EXERCISE DESCRIPTION >>
Everything from the line holding "What does this" through the last line below must be repeated exactly, and nothing else.

RECORDS PROVIDED >>
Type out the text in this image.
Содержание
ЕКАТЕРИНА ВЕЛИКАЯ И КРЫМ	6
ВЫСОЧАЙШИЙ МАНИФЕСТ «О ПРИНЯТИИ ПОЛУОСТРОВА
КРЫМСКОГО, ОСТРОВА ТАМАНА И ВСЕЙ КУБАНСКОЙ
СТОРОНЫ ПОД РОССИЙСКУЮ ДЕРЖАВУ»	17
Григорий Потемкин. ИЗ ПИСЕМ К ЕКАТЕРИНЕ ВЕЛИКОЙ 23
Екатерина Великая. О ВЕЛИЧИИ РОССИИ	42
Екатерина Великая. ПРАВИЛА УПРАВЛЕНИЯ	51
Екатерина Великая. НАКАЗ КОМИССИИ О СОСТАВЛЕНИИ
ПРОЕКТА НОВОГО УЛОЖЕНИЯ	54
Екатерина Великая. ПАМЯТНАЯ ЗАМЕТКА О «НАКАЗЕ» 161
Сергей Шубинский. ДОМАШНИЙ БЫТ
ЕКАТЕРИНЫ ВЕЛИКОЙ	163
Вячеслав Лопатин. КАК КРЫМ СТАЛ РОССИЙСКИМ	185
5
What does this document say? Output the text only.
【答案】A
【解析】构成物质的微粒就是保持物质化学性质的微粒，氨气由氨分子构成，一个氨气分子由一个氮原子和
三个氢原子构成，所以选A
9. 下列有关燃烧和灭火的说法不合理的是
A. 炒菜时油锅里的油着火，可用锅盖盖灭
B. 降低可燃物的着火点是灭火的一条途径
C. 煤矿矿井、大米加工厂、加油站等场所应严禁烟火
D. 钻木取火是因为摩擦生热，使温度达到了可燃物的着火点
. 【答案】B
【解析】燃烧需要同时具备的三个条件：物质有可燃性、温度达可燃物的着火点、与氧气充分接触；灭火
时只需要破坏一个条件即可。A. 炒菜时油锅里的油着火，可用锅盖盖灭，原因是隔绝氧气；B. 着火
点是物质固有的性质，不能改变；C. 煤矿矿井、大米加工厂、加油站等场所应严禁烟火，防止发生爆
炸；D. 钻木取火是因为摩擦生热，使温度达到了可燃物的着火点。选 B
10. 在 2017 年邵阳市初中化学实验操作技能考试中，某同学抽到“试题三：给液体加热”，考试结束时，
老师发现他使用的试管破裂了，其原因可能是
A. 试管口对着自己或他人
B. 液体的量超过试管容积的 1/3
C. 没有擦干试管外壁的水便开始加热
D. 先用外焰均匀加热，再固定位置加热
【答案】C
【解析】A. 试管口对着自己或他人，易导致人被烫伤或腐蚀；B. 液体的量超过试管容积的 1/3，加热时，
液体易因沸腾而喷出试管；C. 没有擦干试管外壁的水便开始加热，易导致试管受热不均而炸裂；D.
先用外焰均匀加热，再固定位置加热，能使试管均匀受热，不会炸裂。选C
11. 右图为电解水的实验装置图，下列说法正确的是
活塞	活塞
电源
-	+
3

SOLUTION TO THIS PROBLEM >>
What does this document say? Output the text only.
【答案】A
【解析】构成物质的微粒就是保持物质化学性质的微粒，氨气由氨分子构成，一个氨气分子由一个氮原子和
三个氢原子构成，所以选A
9. 下列有关燃烧和灭火的说法不合理的是
A. 炒菜时油锅里的油着火，可用锅盖盖灭
B. 降低可燃物的着火点是灭火的一条途径
C. 煤矿矿井、大米加工厂、加油站等场所应严禁烟火
D. 钻木取火是因为摩擦生热，使温度达到了可燃物的着火点
. 【答案】B
【解析】燃烧需要同时具备的三个条件：物质有可燃性、温度达可燃物的着火点、与氧气充分接触；灭火
时只需要破坏一个条件即可。A. 炒菜时油锅里的油着火，可用锅盖盖灭，原因是隔绝氧气；B. 着火
点是物质固有的性质，不能改变；C. 煤矿矿井、大米加工厂、加油站等场所应严禁烟火，防止发生爆
炸；D. 钻木取火是因为摩擦生热，使温度达到了可燃物的着火点。选 B
10. 在 2017 年邵阳市初中化学实验操作技能考试中，某同学抽到“试题三：给液体加热”，考试结束时，
老师发现他使用的试管破裂了，其原因可能是
A. 试管口对着自己或他人
B. 液体的量超过试管容积的 1/3
C. 没有擦干试管外壁的水便开始加热
D. 先用外焰均匀加热，再固定位置加热
【答案】C
【解析】A. 试管口对着自己或他人，易导致人被烫伤或腐蚀；B. 液体的量超过试管容积的 1/3，加热时，
液体易因沸腾而喷出试管；C. 没有擦干试管外壁的水便开始加热，易导致试管受热不均而炸裂；D.
先用外焰均匀加热，再固定位置加热，能使试管均匀受热，不会炸裂。选C
11. 右图为电解水的实验装置图，下列说法正确的是
活塞	活塞
电源
-	+
3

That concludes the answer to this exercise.